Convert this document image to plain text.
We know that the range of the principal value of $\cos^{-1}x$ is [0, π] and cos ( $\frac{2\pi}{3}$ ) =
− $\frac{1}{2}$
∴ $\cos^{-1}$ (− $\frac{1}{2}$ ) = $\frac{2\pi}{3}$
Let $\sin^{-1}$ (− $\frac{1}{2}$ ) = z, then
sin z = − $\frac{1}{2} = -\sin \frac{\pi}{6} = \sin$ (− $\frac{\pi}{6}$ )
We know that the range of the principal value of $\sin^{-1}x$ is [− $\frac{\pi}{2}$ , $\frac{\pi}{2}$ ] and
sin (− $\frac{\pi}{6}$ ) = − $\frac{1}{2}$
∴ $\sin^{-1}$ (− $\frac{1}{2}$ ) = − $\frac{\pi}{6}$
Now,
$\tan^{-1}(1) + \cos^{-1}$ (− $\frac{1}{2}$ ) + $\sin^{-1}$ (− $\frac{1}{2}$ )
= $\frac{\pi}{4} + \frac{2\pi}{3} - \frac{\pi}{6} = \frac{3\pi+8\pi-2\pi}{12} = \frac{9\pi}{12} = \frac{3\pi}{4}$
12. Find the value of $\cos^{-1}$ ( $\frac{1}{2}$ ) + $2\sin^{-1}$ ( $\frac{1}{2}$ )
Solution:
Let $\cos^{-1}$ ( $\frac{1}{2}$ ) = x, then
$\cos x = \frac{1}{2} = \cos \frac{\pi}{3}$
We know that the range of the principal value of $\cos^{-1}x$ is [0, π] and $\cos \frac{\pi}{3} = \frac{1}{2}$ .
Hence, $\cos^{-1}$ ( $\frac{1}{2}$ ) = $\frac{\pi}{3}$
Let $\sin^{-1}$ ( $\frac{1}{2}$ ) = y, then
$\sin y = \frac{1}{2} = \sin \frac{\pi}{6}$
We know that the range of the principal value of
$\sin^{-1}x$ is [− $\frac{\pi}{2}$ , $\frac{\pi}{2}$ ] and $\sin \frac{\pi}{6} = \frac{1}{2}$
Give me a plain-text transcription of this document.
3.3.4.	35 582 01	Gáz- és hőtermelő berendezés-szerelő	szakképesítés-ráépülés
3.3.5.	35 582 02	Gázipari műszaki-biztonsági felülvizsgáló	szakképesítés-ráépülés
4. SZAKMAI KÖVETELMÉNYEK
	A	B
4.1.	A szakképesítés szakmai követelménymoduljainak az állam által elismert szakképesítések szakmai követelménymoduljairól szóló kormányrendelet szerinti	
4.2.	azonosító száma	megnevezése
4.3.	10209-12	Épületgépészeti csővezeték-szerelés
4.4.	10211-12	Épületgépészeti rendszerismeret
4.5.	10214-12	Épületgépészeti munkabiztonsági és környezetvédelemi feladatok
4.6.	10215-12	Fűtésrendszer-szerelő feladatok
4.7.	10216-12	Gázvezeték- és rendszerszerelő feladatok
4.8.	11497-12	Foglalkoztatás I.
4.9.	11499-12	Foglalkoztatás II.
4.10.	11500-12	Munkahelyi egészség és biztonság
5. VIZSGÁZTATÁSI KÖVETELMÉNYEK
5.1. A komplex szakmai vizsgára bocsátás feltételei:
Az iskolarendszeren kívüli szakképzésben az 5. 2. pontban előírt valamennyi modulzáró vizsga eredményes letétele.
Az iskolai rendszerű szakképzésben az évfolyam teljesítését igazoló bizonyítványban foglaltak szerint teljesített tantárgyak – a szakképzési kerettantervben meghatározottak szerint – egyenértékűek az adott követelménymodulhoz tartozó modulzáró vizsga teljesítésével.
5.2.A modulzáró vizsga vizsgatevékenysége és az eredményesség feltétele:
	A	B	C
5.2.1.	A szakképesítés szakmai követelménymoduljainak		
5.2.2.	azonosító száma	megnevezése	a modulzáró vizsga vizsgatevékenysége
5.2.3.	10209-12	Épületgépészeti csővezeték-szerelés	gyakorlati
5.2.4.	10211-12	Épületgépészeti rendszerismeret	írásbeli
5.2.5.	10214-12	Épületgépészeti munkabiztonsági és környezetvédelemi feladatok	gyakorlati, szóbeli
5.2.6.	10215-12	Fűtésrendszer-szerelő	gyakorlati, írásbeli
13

# [Given instruction]
Copy all the entries verbatim.

# [Response for this exercise]
Convert this document image to plain text.
We know that the range of the principal value of $\cos^{-1}x$ is [0, π] and cos ( $\frac{2\pi}{3}$ ) =
− $\frac{1}{2}$
∴ $\cos^{-1}$ (− $\frac{1}{2}$ ) = $\frac{2\pi}{3}$
Let $\sin^{-1}$ (− $\frac{1}{2}$ ) = z, then
sin z = − $\frac{1}{2} = -\sin \frac{\pi}{6} = \sin$ (− $\frac{\pi}{6}$ )
We know that the range of the principal value of $\sin^{-1}x$ is [− $\frac{\pi}{2}$ , $\frac{\pi}{2}$ ] and
sin (− $\frac{\pi}{6}$ ) = − $\frac{1}{2}$
∴ $\sin^{-1}$ (− $\frac{1}{2}$ ) = − $\frac{\pi}{6}$
Now,
$\tan^{-1}(1) + \cos^{-1}$ (− $\frac{1}{2}$ ) + $\sin^{-1}$ (− $\frac{1}{2}$ )
= $\frac{\pi}{4} + \frac{2\pi}{3} - \frac{\pi}{6} = \frac{3\pi+8\pi-2\pi}{12} = \frac{9\pi}{12} = \frac{3\pi}{4}$
12. Find the value of $\cos^{-1}$ ( $\frac{1}{2}$ ) + $2\sin^{-1}$ ( $\frac{1}{2}$ )
Solution:
Let $\cos^{-1}$ ( $\frac{1}{2}$ ) = x, then
$\cos x = \frac{1}{2} = \cos \frac{\pi}{3}$
We know that the range of the principal value of $\cos^{-1}x$ is [0, π] and $\cos \frac{\pi}{3} = \frac{1}{2}$ .
Hence, $\cos^{-1}$ ( $\frac{1}{2}$ ) = $\frac{\pi}{3}$
Let $\sin^{-1}$ ( $\frac{1}{2}$ ) = y, then
$\sin y = \frac{1}{2} = \sin \frac{\pi}{6}$
We know that the range of the principal value of
$\sin^{-1}x$ is [− $\frac{\pi}{2}$ , $\frac{\pi}{2}$ ] and $\sin \frac{\pi}{6} = \frac{1}{2}$
Give me a plain-text transcription of this document.
3.3.4.	35 582 01	Gáz- és hőtermelő berendezés-szerelő	szakképesítés-ráépülés
3.3.5.	35 582 02	Gázipari műszaki-biztonsági felülvizsgáló	szakképesítés-ráépülés
4. SZAKMAI KÖVETELMÉNYEK
	A	B
4.1.	A szakképesítés szakmai követelménymoduljainak az állam által elismert szakképesítések szakmai követelménymoduljairól szóló kormányrendelet szerinti	
4.2.	azonosító száma	megnevezése
4.3.	10209-12	Épületgépészeti csővezeték-szerelés
4.4.	10211-12	Épületgépészeti rendszerismeret
4.5.	10214-12	Épületgépészeti munkabiztonsági és környezetvédelemi feladatok
4.6.	10215-12	Fűtésrendszer-szerelő feladatok
4.7.	10216-12	Gázvezeték- és rendszerszerelő feladatok
4.8.	11497-12	Foglalkoztatás I.
4.9.	11499-12	Foglalkoztatás II.
4.10.	11500-12	Munkahelyi egészség és biztonság
5. VIZSGÁZTATÁSI KÖVETELMÉNYEK
5.1. A komplex szakmai vizsgára bocsátás feltételei:
Az iskolarendszeren kívüli szakképzésben az 5. 2. pontban előírt valamennyi modulzáró vizsga eredményes letétele.
Az iskolai rendszerű szakképzésben az évfolyam teljesítését igazoló bizonyítványban foglaltak szerint teljesített tantárgyak – a szakképzési kerettantervben meghatározottak szerint – egyenértékűek az adott követelménymodulhoz tartozó modulzáró vizsga teljesítésével.
5.2.A modulzáró vizsga vizsgatevékenysége és az eredményesség feltétele:
	A	B	C
5.2.1.	A szakképesítés szakmai követelménymoduljainak		
5.2.2.	azonosító száma	megnevezése	a modulzáró vizsga vizsgatevékenysége
5.2.3.	10209-12	Épületgépészeti csővezeték-szerelés	gyakorlati
5.2.4.	10211-12	Épületgépészeti rendszerismeret	írásbeli
5.2.5.	10214-12	Épületgépészeti munkabiztonsági és környezetvédelemi feladatok	gyakorlati, szóbeli
5.2.6.	10215-12	Fűtésrendszer-szerelő	gyakorlati, írásbeli
13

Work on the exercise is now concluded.